WHAT IS REQUIRED |
For each statement, decide whether it agrees with the post recapping Apache Cloudberry's first year in the Apache Incubator. Answer yes or no, and quote the deciding words of the post. (a) The cherry-pick from Greenplum to Cloudberry is fully finished. (b) Support for hybrid Row-Column storage has been completed. (c) The kernel upgrade work moves from PostgreSQL 14 to PostgreSQL 16.

EXCERPTED TEXT |
◇ ◇ ◇ ◇ ◇
Hi all,

It has been one year since Apache Cloudberry officially joined the
Apache Incubator — a great time to look back on our journey so far!

Our Apache Cloudberry Roadmap was the first large open discussion we
launched after entering the Incubator, aiming to gather community
feedback and align on development priorities. Now, after a year of
active collaboration and contributions from many community members,
we’d like to share a brief recap of our progress.

1. Cherry-pick from Greenplum to Cloudberry (Highest Priority)

Now this task is almost done. You can track the progress here:
https://lists.apache.org/thread/bf4n0p6jt8x2wnsmgwqwmqqboy4kq0st

2. PostgreSQL Kernel Upgrade

PostgreSQL 14 ~> PostgreSQL 16 kernel upgrade work is in progress:
https://lists.apache.org/thread/1b5sr96315txsvs1zg65vsd1n01kf0ql

3. Performance and Usability

a) Support hybrid Row-Column storage, inspired by Partition Attributes
Across (https://www.vldb.org/conf/2001/P169.pdf), which has the same
write performance as AO tables and the same read performance as AOCS
tables. We will also integrate the latest compression algorithms and
encoding algorithms (such as dictionary encoding) into it.
  - This has been done, see
https://github.com/apache/cloudberry/tree/main/contrib/pax_storage
b) Refactor the Materialized view and query for external tables.
c) Support parallel execution in ORCA.
◇ ◇ ◇ ◇ ◇
EXCERPTED RECORDS |

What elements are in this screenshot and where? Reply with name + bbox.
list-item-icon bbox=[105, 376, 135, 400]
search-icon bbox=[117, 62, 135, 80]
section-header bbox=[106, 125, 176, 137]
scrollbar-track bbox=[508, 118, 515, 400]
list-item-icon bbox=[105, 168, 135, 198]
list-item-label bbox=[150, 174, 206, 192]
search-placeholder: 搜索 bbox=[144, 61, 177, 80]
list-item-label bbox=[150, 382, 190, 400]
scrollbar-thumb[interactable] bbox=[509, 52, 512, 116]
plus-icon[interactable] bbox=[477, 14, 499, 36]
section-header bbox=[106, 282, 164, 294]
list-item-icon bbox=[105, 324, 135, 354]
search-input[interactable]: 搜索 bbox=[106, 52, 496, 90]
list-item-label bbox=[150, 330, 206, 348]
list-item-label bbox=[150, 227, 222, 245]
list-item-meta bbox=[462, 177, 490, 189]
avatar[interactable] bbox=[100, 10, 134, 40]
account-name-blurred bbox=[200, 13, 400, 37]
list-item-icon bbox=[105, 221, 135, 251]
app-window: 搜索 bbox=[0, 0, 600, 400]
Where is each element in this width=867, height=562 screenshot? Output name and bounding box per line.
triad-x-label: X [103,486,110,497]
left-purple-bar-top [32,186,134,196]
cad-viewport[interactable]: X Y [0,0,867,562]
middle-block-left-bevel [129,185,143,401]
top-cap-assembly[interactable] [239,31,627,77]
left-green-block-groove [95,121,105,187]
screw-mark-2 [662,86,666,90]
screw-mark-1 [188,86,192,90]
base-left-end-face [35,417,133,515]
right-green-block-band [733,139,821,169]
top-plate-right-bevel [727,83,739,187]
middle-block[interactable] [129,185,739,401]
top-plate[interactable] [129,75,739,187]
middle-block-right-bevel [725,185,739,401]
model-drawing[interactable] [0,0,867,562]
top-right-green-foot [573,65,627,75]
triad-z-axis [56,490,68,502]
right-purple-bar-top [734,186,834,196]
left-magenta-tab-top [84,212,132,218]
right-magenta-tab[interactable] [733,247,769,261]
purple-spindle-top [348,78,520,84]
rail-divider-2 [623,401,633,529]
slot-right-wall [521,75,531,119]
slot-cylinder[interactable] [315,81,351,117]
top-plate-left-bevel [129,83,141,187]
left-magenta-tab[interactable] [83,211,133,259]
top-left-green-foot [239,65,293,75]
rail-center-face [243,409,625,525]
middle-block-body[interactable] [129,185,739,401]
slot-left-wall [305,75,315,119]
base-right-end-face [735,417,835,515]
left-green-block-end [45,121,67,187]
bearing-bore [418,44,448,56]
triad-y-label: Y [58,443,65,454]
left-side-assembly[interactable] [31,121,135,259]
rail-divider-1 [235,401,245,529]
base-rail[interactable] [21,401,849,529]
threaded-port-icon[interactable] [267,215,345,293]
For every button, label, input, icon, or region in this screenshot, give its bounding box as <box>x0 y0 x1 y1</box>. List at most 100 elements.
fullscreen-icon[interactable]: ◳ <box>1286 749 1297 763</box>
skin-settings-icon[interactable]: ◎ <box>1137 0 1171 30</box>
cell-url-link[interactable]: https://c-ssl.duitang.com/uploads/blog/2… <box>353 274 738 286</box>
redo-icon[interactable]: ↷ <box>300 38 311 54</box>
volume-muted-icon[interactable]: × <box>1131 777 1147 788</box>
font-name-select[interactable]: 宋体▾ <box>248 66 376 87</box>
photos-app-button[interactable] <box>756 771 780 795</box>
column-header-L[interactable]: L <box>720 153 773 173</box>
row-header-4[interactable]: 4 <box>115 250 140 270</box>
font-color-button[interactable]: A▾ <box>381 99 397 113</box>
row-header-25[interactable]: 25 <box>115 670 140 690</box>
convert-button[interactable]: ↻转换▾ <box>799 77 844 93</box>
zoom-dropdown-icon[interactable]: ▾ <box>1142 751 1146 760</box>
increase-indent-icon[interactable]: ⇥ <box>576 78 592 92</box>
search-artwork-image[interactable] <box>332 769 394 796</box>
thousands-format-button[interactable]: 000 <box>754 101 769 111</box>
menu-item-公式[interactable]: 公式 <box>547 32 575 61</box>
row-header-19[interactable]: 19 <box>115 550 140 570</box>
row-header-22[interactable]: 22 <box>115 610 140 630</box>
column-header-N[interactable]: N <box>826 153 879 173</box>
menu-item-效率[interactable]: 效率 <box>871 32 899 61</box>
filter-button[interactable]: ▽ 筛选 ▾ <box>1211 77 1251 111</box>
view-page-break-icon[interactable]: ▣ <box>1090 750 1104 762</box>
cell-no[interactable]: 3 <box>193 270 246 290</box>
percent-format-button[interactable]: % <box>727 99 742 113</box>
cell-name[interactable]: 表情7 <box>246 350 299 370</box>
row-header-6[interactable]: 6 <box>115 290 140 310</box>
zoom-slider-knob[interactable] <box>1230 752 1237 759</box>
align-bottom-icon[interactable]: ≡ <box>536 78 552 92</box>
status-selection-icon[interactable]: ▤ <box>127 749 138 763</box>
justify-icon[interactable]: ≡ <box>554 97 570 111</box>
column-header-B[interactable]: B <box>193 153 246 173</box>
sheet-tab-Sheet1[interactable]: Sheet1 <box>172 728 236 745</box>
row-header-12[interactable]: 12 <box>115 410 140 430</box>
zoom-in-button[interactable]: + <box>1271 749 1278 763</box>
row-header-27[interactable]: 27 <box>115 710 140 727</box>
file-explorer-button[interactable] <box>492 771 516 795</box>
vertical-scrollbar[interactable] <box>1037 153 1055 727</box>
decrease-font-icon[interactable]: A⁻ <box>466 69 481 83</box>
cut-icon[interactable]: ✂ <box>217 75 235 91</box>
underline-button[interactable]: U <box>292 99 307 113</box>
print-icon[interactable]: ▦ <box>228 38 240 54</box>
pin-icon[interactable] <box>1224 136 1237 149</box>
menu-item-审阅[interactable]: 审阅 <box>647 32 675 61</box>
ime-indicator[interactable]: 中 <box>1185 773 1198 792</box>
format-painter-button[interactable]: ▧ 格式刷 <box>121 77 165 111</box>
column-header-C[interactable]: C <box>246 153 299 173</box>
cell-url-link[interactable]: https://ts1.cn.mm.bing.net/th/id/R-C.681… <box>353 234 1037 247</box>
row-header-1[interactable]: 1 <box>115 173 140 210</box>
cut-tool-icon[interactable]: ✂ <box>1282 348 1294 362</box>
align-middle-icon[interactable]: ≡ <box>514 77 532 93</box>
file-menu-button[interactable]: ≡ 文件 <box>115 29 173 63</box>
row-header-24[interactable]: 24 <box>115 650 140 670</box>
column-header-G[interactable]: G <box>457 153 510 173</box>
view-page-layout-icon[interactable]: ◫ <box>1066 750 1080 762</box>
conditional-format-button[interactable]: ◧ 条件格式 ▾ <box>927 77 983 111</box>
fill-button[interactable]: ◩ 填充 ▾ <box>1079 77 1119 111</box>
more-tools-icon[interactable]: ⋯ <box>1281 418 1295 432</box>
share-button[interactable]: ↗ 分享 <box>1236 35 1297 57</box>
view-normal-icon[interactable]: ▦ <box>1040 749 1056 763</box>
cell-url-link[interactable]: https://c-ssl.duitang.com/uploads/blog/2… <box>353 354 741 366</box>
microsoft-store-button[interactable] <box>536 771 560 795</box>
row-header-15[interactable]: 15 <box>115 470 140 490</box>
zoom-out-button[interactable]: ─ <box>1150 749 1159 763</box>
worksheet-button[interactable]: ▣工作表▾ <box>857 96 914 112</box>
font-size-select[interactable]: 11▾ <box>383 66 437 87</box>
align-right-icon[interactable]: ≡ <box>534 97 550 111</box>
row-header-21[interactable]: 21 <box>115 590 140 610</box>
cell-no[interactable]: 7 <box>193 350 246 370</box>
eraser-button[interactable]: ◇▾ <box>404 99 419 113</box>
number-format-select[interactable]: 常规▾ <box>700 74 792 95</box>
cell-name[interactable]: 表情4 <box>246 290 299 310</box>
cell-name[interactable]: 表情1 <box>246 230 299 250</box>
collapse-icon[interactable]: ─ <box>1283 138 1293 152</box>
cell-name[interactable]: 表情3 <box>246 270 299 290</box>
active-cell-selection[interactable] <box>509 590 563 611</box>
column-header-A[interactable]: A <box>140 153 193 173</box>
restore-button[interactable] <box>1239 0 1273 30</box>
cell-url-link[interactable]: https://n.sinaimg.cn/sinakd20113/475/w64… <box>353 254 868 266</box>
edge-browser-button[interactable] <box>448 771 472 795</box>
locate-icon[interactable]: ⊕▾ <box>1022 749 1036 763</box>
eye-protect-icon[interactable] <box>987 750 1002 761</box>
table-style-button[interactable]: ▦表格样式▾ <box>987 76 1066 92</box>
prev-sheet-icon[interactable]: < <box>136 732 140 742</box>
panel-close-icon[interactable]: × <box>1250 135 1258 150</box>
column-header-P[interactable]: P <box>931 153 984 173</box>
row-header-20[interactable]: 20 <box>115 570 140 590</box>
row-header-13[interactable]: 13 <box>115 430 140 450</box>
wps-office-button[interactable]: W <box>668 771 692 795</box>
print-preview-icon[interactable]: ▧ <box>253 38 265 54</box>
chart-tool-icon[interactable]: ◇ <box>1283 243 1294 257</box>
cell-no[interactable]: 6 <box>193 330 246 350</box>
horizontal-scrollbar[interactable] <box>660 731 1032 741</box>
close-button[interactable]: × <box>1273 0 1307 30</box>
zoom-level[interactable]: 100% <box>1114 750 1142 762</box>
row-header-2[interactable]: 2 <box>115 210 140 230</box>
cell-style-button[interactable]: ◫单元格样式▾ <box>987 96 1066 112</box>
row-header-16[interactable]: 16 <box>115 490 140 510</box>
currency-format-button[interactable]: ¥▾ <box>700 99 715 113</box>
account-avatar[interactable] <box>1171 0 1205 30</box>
◇ ◇ ◇ ◇ ◇
ANSWER IN FULL |
(a) No: "Now this task is almost done."
(b) Yes: "This has been done"
(c) Yes: "PostgreSQL 14 ~> PostgreSQL 16 kernel upgrade work is in progress"